Report every line below that holds the word "page".

=-=-=

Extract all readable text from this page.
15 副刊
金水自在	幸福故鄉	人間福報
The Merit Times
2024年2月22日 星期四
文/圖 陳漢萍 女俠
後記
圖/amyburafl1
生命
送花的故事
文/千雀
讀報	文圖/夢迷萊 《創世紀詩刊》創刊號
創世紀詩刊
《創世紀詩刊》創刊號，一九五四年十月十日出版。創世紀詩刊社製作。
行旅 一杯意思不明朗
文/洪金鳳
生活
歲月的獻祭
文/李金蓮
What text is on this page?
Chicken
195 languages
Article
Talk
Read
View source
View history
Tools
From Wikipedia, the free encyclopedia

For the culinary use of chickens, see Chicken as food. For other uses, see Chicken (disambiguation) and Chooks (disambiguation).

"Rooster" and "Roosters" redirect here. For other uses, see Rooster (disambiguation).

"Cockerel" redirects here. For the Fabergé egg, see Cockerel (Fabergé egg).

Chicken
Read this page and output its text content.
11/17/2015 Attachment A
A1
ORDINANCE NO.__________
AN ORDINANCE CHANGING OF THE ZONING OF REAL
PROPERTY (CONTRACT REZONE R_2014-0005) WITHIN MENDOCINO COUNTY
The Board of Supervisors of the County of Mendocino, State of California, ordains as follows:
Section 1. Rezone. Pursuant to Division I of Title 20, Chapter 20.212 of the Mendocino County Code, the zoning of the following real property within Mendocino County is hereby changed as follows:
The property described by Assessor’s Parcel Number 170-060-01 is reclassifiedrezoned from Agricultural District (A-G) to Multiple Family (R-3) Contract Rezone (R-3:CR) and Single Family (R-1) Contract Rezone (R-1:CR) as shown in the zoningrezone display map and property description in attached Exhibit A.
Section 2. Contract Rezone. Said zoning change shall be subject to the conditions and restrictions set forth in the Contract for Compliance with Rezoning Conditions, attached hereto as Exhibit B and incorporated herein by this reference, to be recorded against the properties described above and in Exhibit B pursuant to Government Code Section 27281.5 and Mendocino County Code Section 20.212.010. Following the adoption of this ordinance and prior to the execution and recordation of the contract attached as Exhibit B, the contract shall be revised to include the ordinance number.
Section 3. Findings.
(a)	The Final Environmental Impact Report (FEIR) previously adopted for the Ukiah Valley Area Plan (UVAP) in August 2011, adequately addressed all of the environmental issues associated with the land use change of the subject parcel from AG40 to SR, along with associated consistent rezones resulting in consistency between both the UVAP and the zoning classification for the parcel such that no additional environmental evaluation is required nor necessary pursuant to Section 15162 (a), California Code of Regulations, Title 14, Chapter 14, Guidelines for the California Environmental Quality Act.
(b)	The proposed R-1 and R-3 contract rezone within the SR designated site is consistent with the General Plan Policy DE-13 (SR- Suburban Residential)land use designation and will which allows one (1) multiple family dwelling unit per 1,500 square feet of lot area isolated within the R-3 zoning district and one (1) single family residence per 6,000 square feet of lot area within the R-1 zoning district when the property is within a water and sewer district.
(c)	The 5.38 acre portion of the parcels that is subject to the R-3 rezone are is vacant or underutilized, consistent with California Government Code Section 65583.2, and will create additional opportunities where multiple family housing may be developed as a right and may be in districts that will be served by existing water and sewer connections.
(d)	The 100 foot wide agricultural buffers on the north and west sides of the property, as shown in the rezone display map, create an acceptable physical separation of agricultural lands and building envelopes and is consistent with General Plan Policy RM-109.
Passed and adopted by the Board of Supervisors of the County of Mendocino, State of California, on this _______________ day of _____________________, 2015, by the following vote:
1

=-=-=

▶ Task output:
Extract all readable text from this page.
What text is on this page?
Read this page and output its text content.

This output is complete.